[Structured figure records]
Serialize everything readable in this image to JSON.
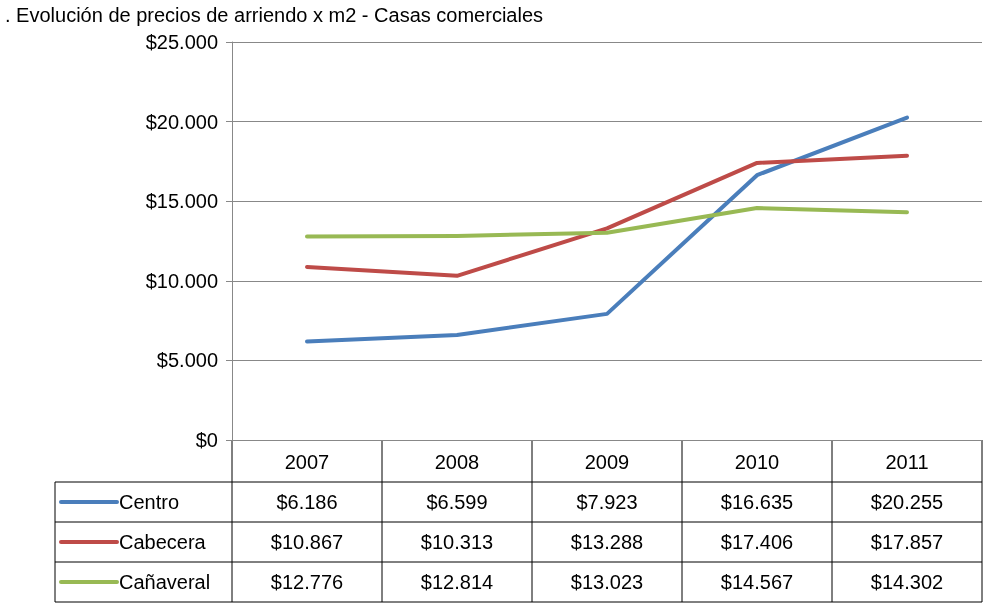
{
  "chart_data": {
    "type": "line",
    "title": ". Evolución de precios de arriendo x m2 - Casas comerciales",
    "categories": [
      "2007",
      "2008",
      "2009",
      "2010",
      "2011"
    ],
    "series": [
      {
        "name": "Centro",
        "color": "#4a7ebb",
        "values": [
          6186,
          6599,
          7923,
          16635,
          20255
        ],
        "value_labels": [
          "$6.186",
          "$6.599",
          "$7.923",
          "$16.635",
          "$20.255"
        ]
      },
      {
        "name": "Cabecera",
        "color": "#be4b48",
        "values": [
          10867,
          10313,
          13288,
          17406,
          17857
        ],
        "value_labels": [
          "$10.867",
          "$10.313",
          "$13.288",
          "$17.406",
          "$17.857"
        ]
      },
      {
        "name": "Cañaveral",
        "color": "#98b954",
        "values": [
          12776,
          12814,
          13023,
          14567,
          14302
        ],
        "value_labels": [
          "$12.776",
          "$12.814",
          "$13.023",
          "$14.567",
          "$14.302"
        ]
      }
    ],
    "ylim": [
      0,
      25000
    ],
    "yticks": [
      {
        "value": 0,
        "label": "$0"
      },
      {
        "value": 5000,
        "label": "$5.000"
      },
      {
        "value": 10000,
        "label": "$10.000"
      },
      {
        "value": 15000,
        "label": "$15.000"
      },
      {
        "value": 20000,
        "label": "$20.000"
      },
      {
        "value": 25000,
        "label": "$25.000"
      }
    ],
    "grid": "y",
    "legend": "bottom left",
    "marker": "none",
    "line_style": "solid"
  }
}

Requirement: Each line of the data is to be duplicated exactly; pictures stay out of the copy.

Answer to the problem:
Serialize everything readable in this image to JSON.
{
  "chart_data": {
    "type": "line",
    "title": ". Evolución de precios de arriendo x m2 - Casas comerciales",
    "categories": [
      "2007",
      "2008",
      "2009",
      "2010",
      "2011"
    ],
    "series": [
      {
        "name": "Centro",
        "color": "#4a7ebb",
        "values": [
          6186,
          6599,
          7923,
          16635,
          20255
        ],
        "value_labels": [
          "$6.186",
          "$6.599",
          "$7.923",
          "$16.635",
          "$20.255"
        ]
      },
      {
        "name": "Cabecera",
        "color": "#be4b48",
        "values": [
          10867,
          10313,
          13288,
          17406,
          17857
        ],
        "value_labels": [
          "$10.867",
          "$10.313",
          "$13.288",
          "$17.406",
          "$17.857"
        ]
      },
      {
        "name": "Cañaveral",
        "color": "#98b954",
        "values": [
          12776,
          12814,
          13023,
          14567,
          14302
        ],
        "value_labels": [
          "$12.776",
          "$12.814",
          "$13.023",
          "$14.567",
          "$14.302"
        ]
      }
    ],
    "ylim": [
      0,
      25000
    ],
    "yticks": [
      {
        "value": 0,
        "label": "$0"
      },
      {
        "value": 5000,
        "label": "$5.000"
      },
      {
        "value": 10000,
        "label": "$10.000"
      },
      {
        "value": 15000,
        "label": "$15.000"
      },
      {
        "value": 20000,
        "label": "$20.000"
      },
      {
        "value": 25000,
        "label": "$25.000"
      }
    ],
    "grid": "y",
    "legend": "bottom left",
    "marker": "none",
    "line_style": "solid"
  }
}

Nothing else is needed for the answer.